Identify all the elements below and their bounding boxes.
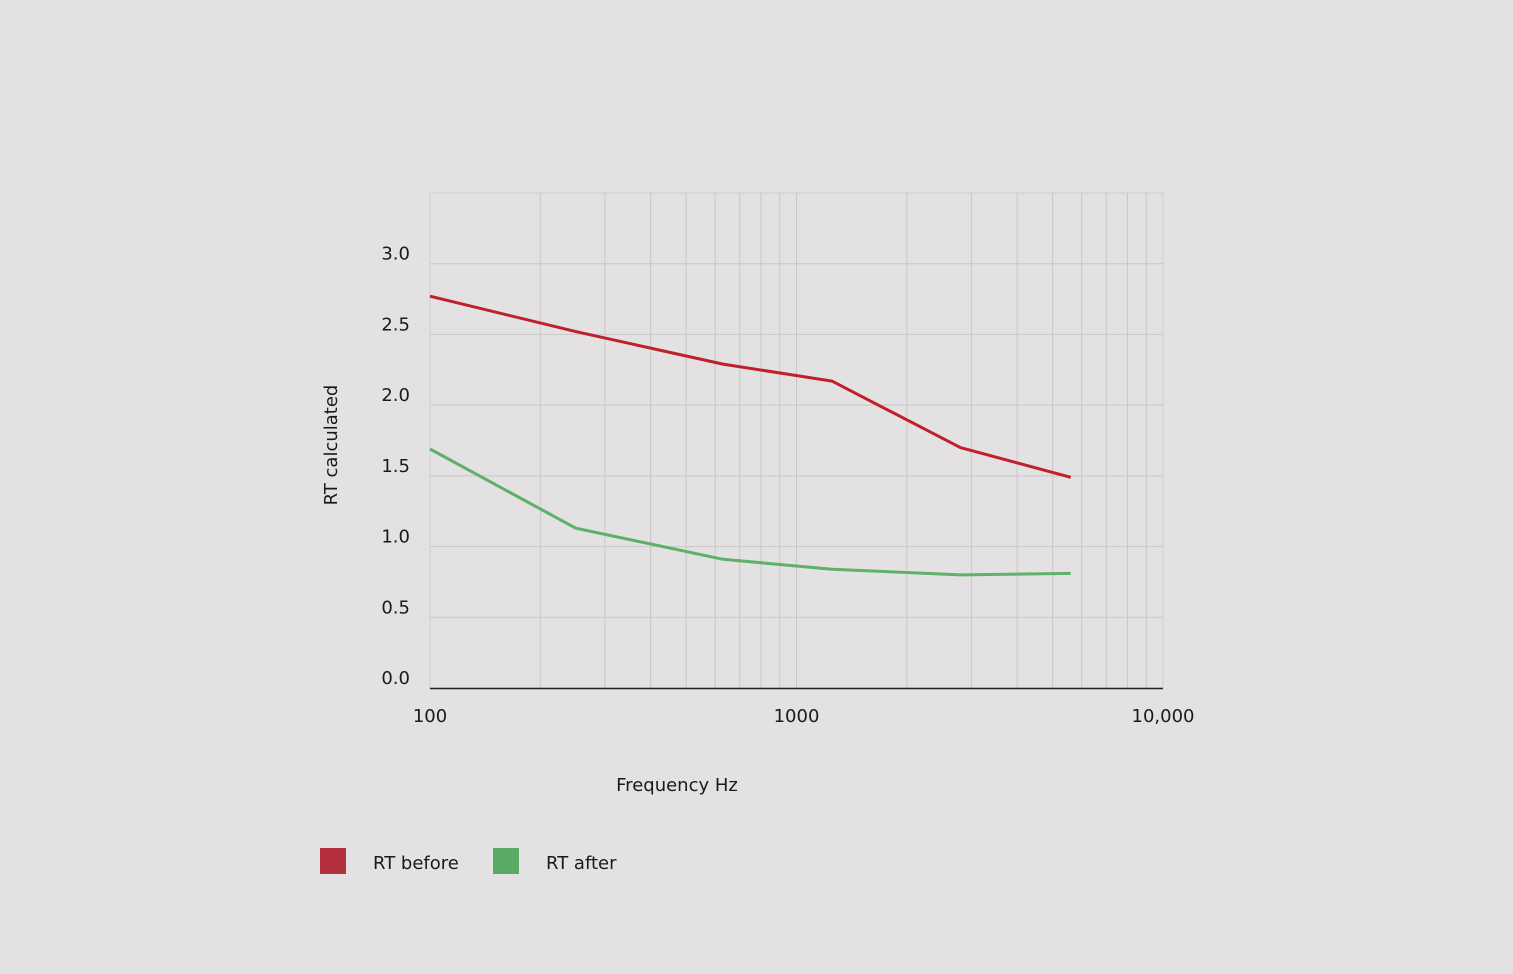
x-tick-label: 1000 bbox=[774, 706, 820, 727]
series-line-rt-after bbox=[429, 447, 1071, 577]
legend-label-rt-before: RT before bbox=[373, 853, 459, 874]
y-tick-label: 1.0 bbox=[381, 527, 410, 548]
x-tick-label: 10,000 bbox=[1132, 706, 1195, 727]
legend-swatch-rt-after bbox=[493, 848, 519, 874]
y-tick-label: 2.0 bbox=[381, 385, 410, 406]
x-tick-labels: 100 1000 10,000 bbox=[413, 706, 1195, 727]
y-tick-label: 2.5 bbox=[381, 314, 410, 335]
series-line-rt-before bbox=[429, 294, 1072, 479]
y-tick-label: 1.5 bbox=[381, 456, 410, 477]
y-tick-labels: 0.0 0.5 1.0 1.5 2.0 2.5 3.0 bbox=[381, 244, 410, 689]
y-tick-label: 0.0 bbox=[381, 668, 410, 689]
x-tick-label: 100 bbox=[413, 706, 447, 727]
y-tick-label: 3.0 bbox=[381, 244, 410, 265]
legend: RT before RT after bbox=[320, 848, 617, 874]
legend-label-rt-after: RT after bbox=[546, 853, 617, 874]
x-axis-title: Frequency Hz bbox=[616, 775, 738, 796]
legend-swatch-rt-before bbox=[320, 848, 346, 874]
y-axis-title: RT calculated bbox=[321, 385, 342, 506]
series-lines bbox=[429, 294, 1072, 577]
y-tick-label: 0.5 bbox=[381, 597, 410, 618]
grid-lines bbox=[430, 193, 1163, 688]
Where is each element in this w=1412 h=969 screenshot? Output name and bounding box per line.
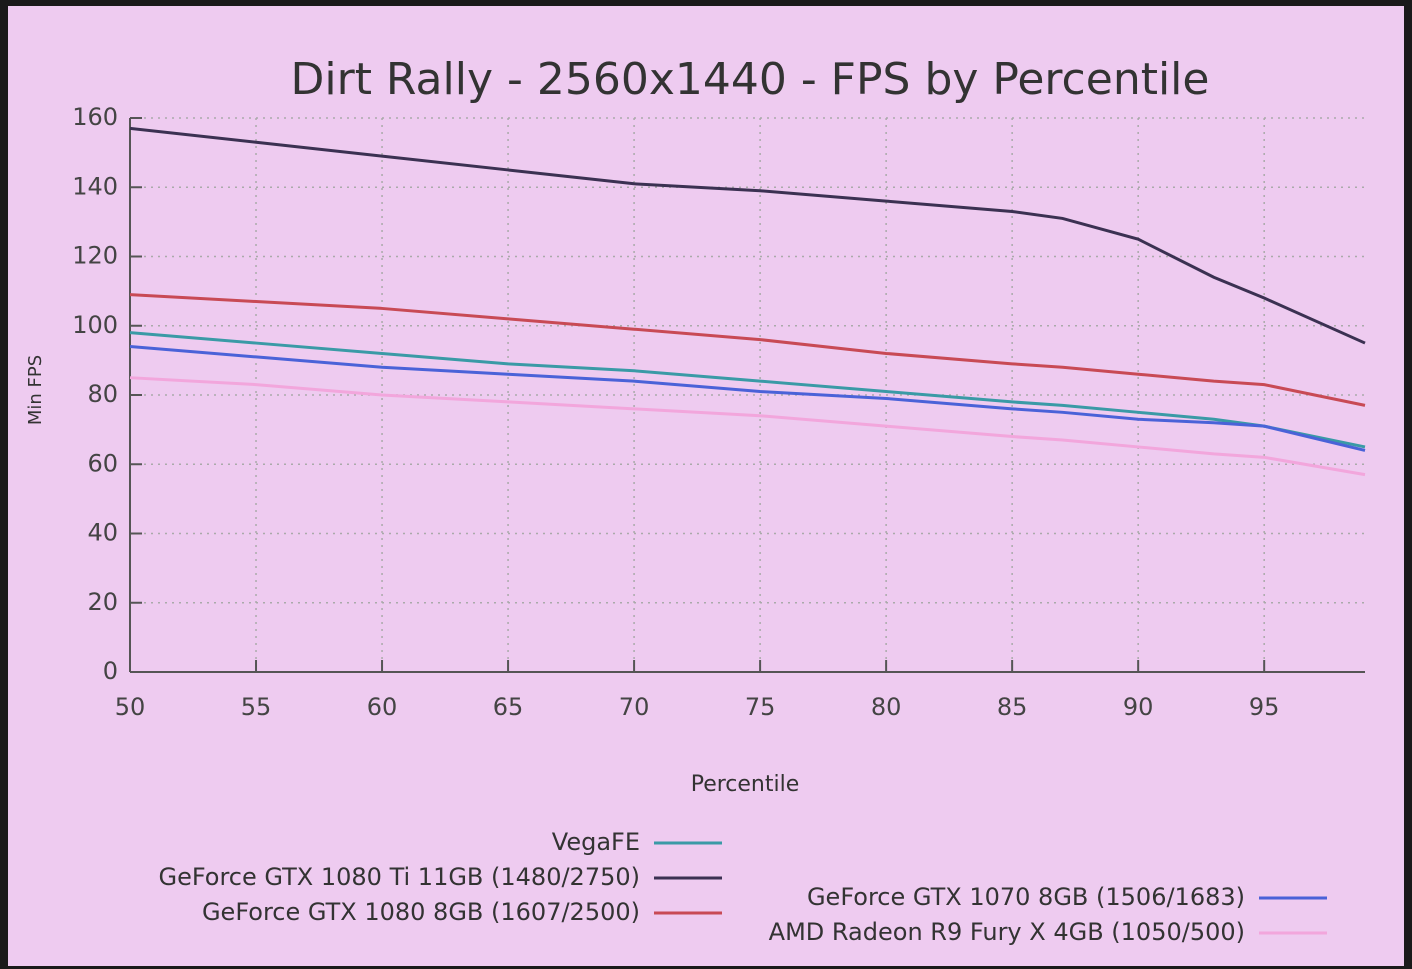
legend-label: GeForce GTX 1080 Ti 11GB (1480/2750) — [158, 863, 640, 891]
y-tick-label: 40 — [87, 519, 118, 547]
y-tick-label: 60 — [87, 449, 118, 477]
series-line — [129, 126, 1366, 345]
y-tick-label: 140 — [72, 172, 118, 200]
x-tick-label: 60 — [367, 693, 398, 721]
x-tick-label: 85 — [997, 693, 1028, 721]
x-tick-label: 70 — [619, 693, 650, 721]
y-tick-label: 20 — [87, 588, 118, 616]
y-tick-label: 120 — [72, 242, 118, 270]
x-tick-label: 55 — [241, 693, 272, 721]
legend-label: GeForce GTX 1080 8GB (1607/2500) — [202, 898, 640, 926]
y-axis-label: Min FPS — [25, 355, 46, 425]
x-tick-label: 95 — [1249, 693, 1280, 721]
x-tick-label: 90 — [1123, 693, 1154, 721]
x-axis-label: Percentile — [691, 772, 800, 797]
chart-title: Dirt Rally - 2560x1440 - FPS by Percenti… — [291, 54, 1210, 105]
x-tick-label: 65 — [493, 693, 524, 721]
x-tick-label: 80 — [871, 693, 902, 721]
y-tick-label: 100 — [72, 311, 118, 339]
legend-label: VegaFE — [552, 828, 640, 856]
x-tick-label: 50 — [115, 693, 146, 721]
series-line — [129, 293, 1366, 407]
series-line — [129, 345, 1366, 452]
series-line — [129, 331, 1366, 449]
legend-label: GeForce GTX 1070 8GB (1506/1683) — [807, 883, 1245, 911]
y-tick-label: 0 — [103, 657, 118, 685]
legend-label: AMD Radeon R9 Fury X 4GB (1050/500) — [769, 918, 1245, 946]
series-line — [129, 376, 1366, 477]
x-tick-label: 75 — [745, 693, 776, 721]
chart-background — [8, 6, 1404, 966]
y-tick-label: 80 — [87, 380, 118, 408]
y-tick-label: 160 — [72, 103, 118, 131]
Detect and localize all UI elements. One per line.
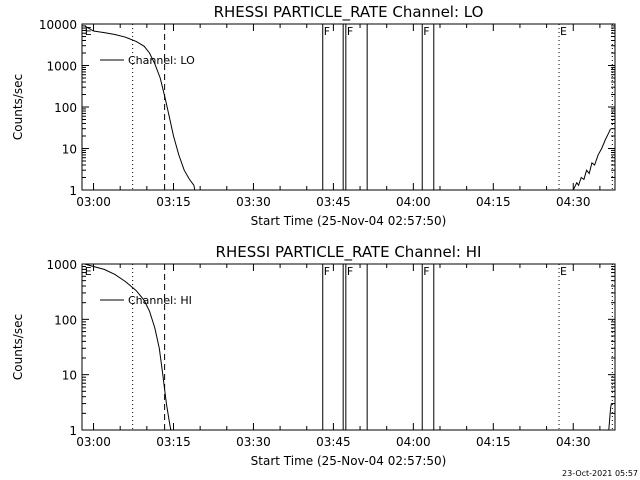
y-tick-label: 10	[62, 143, 77, 157]
chart-title: RHESSI PARTICLE_RATE Channel: HI	[216, 243, 482, 262]
footer-timestamp: 23-Oct-2021 05:57	[562, 469, 638, 478]
y-axis-label: Counts/sec	[11, 74, 25, 140]
flare-interval-box	[322, 23, 344, 191]
x-tick-label: 03:15	[156, 435, 191, 449]
x-tick-label: 03:45	[316, 435, 351, 449]
y-axis-label: Counts/sec	[11, 314, 25, 380]
series-line	[84, 25, 196, 191]
flare-interval-box	[345, 263, 368, 431]
plot-frame	[81, 263, 616, 431]
y-tick-label: 100	[54, 101, 77, 115]
x-tick-label: 03:00	[76, 195, 111, 209]
x-axis-label: Start Time (25-Nov-04 02:57:50)	[251, 454, 447, 468]
y-tick-label: 1000	[46, 60, 77, 74]
event-marker-label: F	[423, 25, 429, 38]
x-tick-label: 03:30	[236, 435, 271, 449]
event-marker-label: F	[347, 265, 353, 278]
y-tick-label: 10	[62, 369, 77, 383]
x-tick-label: 04:00	[396, 195, 431, 209]
legend-entry: Channel: LO	[128, 54, 195, 67]
panel-hi: RHESSI PARTICLE_RATE Channel: HI Start Ti…	[11, 243, 616, 468]
series-line-tail	[608, 403, 612, 431]
x-tick-label: 03:30	[236, 195, 271, 209]
event-marker-label: F	[347, 25, 353, 38]
x-axis-label: Start Time (25-Nov-04 02:57:50)	[251, 214, 447, 228]
x-tick-label: 04:15	[476, 195, 511, 209]
y-tick-label: 100	[54, 313, 77, 327]
x-tick-label: 04:30	[556, 435, 591, 449]
series-line-tail	[572, 128, 612, 191]
event-marker-label: F	[324, 25, 330, 38]
flare-interval-box	[345, 23, 368, 191]
event-marker-label: E	[560, 25, 567, 38]
x-tick-label: 03:45	[316, 195, 351, 209]
flare-interval-box	[322, 263, 344, 431]
event-marker-label: E	[85, 25, 92, 38]
x-tick-label: 04:00	[396, 435, 431, 449]
flare-interval-box	[421, 263, 435, 431]
event-marker-label: E	[560, 265, 567, 278]
event-marker-label: E	[85, 265, 92, 278]
plot-frame	[81, 23, 616, 191]
flare-interval-box	[421, 23, 435, 191]
series-line	[84, 263, 172, 431]
chart-title: RHESSI PARTICLE_RATE Channel: LO	[214, 3, 484, 22]
x-tick-label: 04:15	[476, 435, 511, 449]
event-marker-label: F	[423, 265, 429, 278]
x-tick-label: 04:30	[556, 195, 591, 209]
panel-lo: RHESSI PARTICLE_RATE Channel: LO Start Ti…	[11, 3, 616, 228]
y-tick-label: 1	[69, 424, 77, 438]
event-marker-label: F	[324, 265, 330, 278]
y-tick-label: 1	[69, 184, 77, 198]
x-tick-label: 03:00	[76, 435, 111, 449]
x-tick-label: 03:15	[156, 195, 191, 209]
y-tick-label: 1000	[46, 258, 77, 272]
legend-entry: Channel: HI	[128, 294, 192, 307]
y-tick-label: 10000	[39, 18, 77, 32]
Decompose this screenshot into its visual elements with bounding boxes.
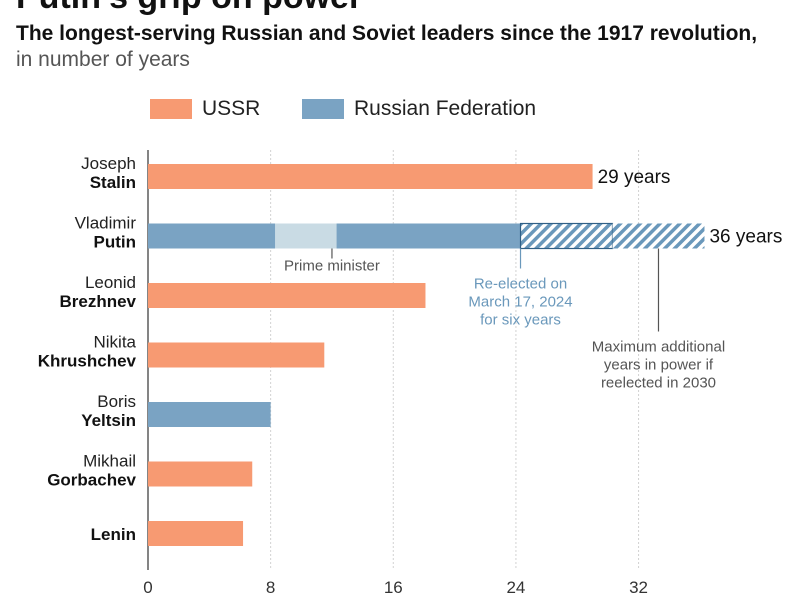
bar-putin-segment-3 xyxy=(519,222,614,250)
leader-first-name-yeltsin: Boris xyxy=(97,392,136,411)
leader-last-name-stalin: Stalin xyxy=(90,173,136,192)
chart-title: Putin's grip on power xyxy=(16,0,362,17)
x-tick-label-8: 8 xyxy=(266,578,275,597)
annotation-re-elected-line-2: for six years xyxy=(480,312,561,329)
x-tick-label-24: 24 xyxy=(506,578,525,597)
value-label-putin: 36 years xyxy=(709,227,782,248)
x-tick-label-32: 32 xyxy=(629,578,648,597)
bar-brezhnev-segment-0 xyxy=(148,283,426,308)
annotation-re-elected-line-0: Re-elected on xyxy=(474,276,567,293)
legend-swatch-ussr xyxy=(150,99,192,119)
leader-last-name-brezhnev: Brezhnev xyxy=(59,292,136,311)
annotation-re-elected-line-1: March 17, 2024 xyxy=(468,294,572,311)
bar-putin-segment-0 xyxy=(148,223,276,249)
leader-last-name-lenin: Lenin xyxy=(91,525,136,544)
annotation-max-additional-line-2: reelected in 2030 xyxy=(601,375,716,392)
leader-last-name-yeltsin: Yeltsin xyxy=(81,411,136,430)
legend-item-russian-federation: Russian Federation xyxy=(302,96,536,122)
bar-putin-segment-1 xyxy=(275,223,337,249)
leader-last-name-gorbachev: Gorbachev xyxy=(47,471,136,490)
leader-first-name-gorbachev: Mikhail xyxy=(83,452,136,471)
leader-last-name-putin: Putin xyxy=(94,233,137,252)
bar-khrushchev-segment-0 xyxy=(148,342,325,368)
leader-first-name-khrushchev: Nikita xyxy=(93,333,136,352)
bar-putin-segment-2 xyxy=(336,223,521,249)
x-tick-label-16: 16 xyxy=(384,578,403,597)
bar-stalin-segment-0 xyxy=(148,164,593,189)
legend-label-russian-federation: Russian Federation xyxy=(354,97,537,120)
leader-first-name-stalin: Joseph xyxy=(81,154,136,173)
value-label-stalin: 29 years xyxy=(598,167,671,188)
legend-label-ussr: USSR xyxy=(202,97,261,120)
annotation-max-additional-line-0: Maximum additional xyxy=(592,339,725,356)
leader-last-name-khrushchev: Khrushchev xyxy=(38,352,137,371)
bar-yeltsin-segment-0 xyxy=(148,402,271,427)
x-tick-label-0: 0 xyxy=(143,578,152,597)
bar-lenin-segment-0 xyxy=(148,521,244,546)
leader-first-name-putin: Vladimir xyxy=(75,214,137,233)
chart-unit: in number of years xyxy=(16,48,190,71)
annotation-prime-minister-line-0: Prime minister xyxy=(284,258,380,275)
legend-swatch-russian-federation xyxy=(302,99,344,119)
bar-gorbachev-segment-0 xyxy=(148,461,253,487)
legend-item-ussr: USSR xyxy=(150,96,260,122)
leader-first-name-brezhnev: Leonid xyxy=(85,273,136,292)
bar-putin-segment-4 xyxy=(612,223,705,249)
annotation-max-additional-line-1: years in power if xyxy=(604,357,714,374)
chart-subtitle: The longest-serving Russian and Soviet l… xyxy=(16,22,758,45)
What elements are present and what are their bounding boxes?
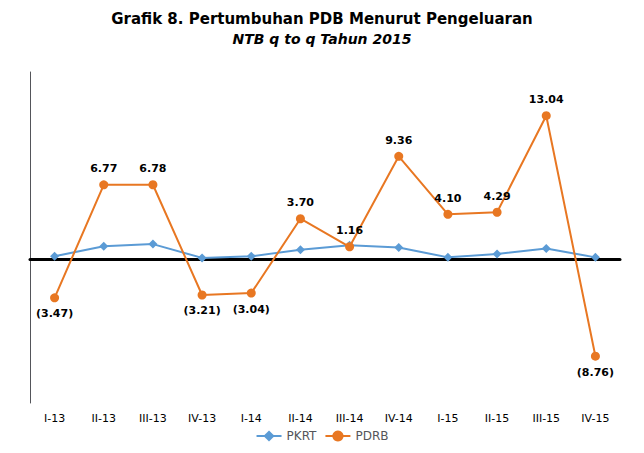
svg-text:(8.76): (8.76)	[577, 366, 614, 379]
svg-text:II-14: II-14	[288, 412, 312, 425]
svg-text:3.70: 3.70	[287, 196, 314, 209]
svg-text:II-15: II-15	[485, 412, 509, 425]
svg-text:4.29: 4.29	[484, 190, 511, 203]
svg-text:1.16: 1.16	[336, 224, 363, 237]
svg-text:(3.04): (3.04)	[233, 303, 270, 316]
svg-text:6.77: 6.77	[90, 162, 117, 175]
svg-text:III-13: III-13	[139, 412, 167, 425]
svg-text:I-13: I-13	[44, 412, 65, 425]
svg-text:NTB q to q Tahun 2015: NTB q to q Tahun 2015	[233, 31, 412, 47]
svg-text:9.36: 9.36	[385, 134, 412, 147]
svg-text:III-15: III-15	[532, 412, 560, 425]
svg-text:II-13: II-13	[92, 412, 116, 425]
svg-text:(3.21): (3.21)	[183, 304, 220, 317]
svg-text:PKRT: PKRT	[287, 429, 318, 443]
svg-text:III-14: III-14	[336, 412, 364, 425]
svg-text:IV-14: IV-14	[385, 412, 413, 425]
svg-text:(3.47): (3.47)	[36, 307, 73, 320]
svg-text:IV-13: IV-13	[188, 412, 216, 425]
svg-text:4.10: 4.10	[434, 192, 461, 205]
svg-text:I-15: I-15	[437, 412, 458, 425]
svg-text:PDRB: PDRB	[355, 429, 388, 443]
svg-text:I-14: I-14	[241, 412, 262, 425]
svg-text:6.78: 6.78	[139, 162, 166, 175]
svg-text:13.04: 13.04	[529, 93, 564, 106]
svg-text:Grafik 8. Pertumbuhan PDB Menu: Grafik 8. Pertumbuhan PDB Menurut Pengel…	[111, 10, 533, 28]
svg-text:IV-15: IV-15	[581, 412, 609, 425]
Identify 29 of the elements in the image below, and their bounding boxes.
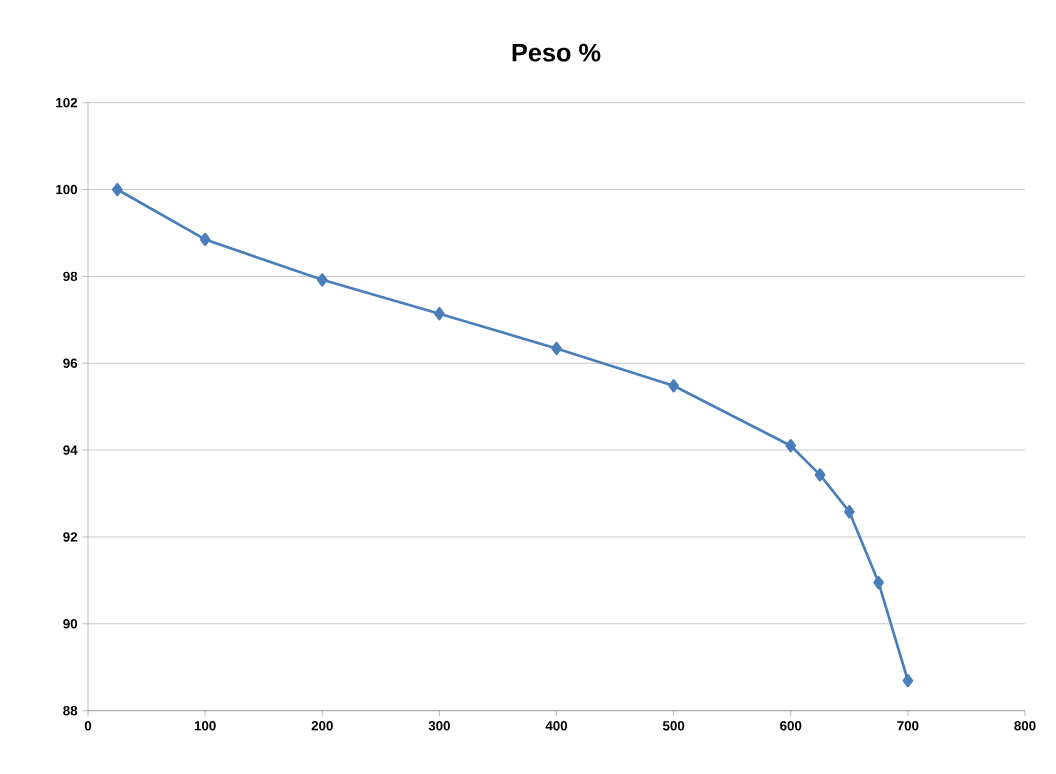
x-tick-label: 600 <box>780 721 802 731</box>
y-tick-label: 102 <box>56 97 78 108</box>
x-tick-label: 800 <box>1014 721 1036 731</box>
y-tick-label: 94 <box>63 445 78 455</box>
point <box>843 505 855 519</box>
y-tick-label: 92 <box>63 532 78 542</box>
point <box>873 575 884 590</box>
x-tick-label: 700 <box>897 721 919 731</box>
y-tick-label: 88 <box>63 705 78 716</box>
point <box>199 232 211 247</box>
x-tick-label: 200 <box>311 721 333 731</box>
point <box>316 273 328 287</box>
point <box>814 468 826 482</box>
point <box>111 182 123 197</box>
point <box>668 379 679 393</box>
x-tick-label: 400 <box>545 721 568 731</box>
y-tick-label: 90 <box>63 619 78 629</box>
y-tick-label: 100 <box>56 184 78 195</box>
x-tick-label: 100 <box>194 721 216 731</box>
x-tick-label: 500 <box>662 721 685 731</box>
y-tick-label: 98 <box>63 271 78 282</box>
y-tick-label: 96 <box>63 358 78 368</box>
x-tick-label: 300 <box>428 721 450 731</box>
point <box>785 439 797 453</box>
point <box>434 307 445 321</box>
point <box>551 341 562 356</box>
x-tick-label: 0 <box>84 721 92 731</box>
point <box>902 674 914 688</box>
chart-title: Peso % <box>512 43 601 62</box>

----

Take the lines of the records from the one containing "143, 77, 157]" through the one containing "23, 344, 191]". Write out only those lines, swapping "Channel" for "Band" and leaving everything else as it is.

▸ RESULT OF THE EXERCISE:
y-tick-label: 10	[62, 143, 77, 157]
chart-title: RHESSI PARTICLE_RATE Band: HI	[216, 243, 482, 262]
footer-timestamp: 23-Oct-2021 05:57	[562, 469, 638, 478]
y-axis-label: Counts/sec	[11, 74, 25, 140]
flare-interval-box	[322, 23, 344, 191]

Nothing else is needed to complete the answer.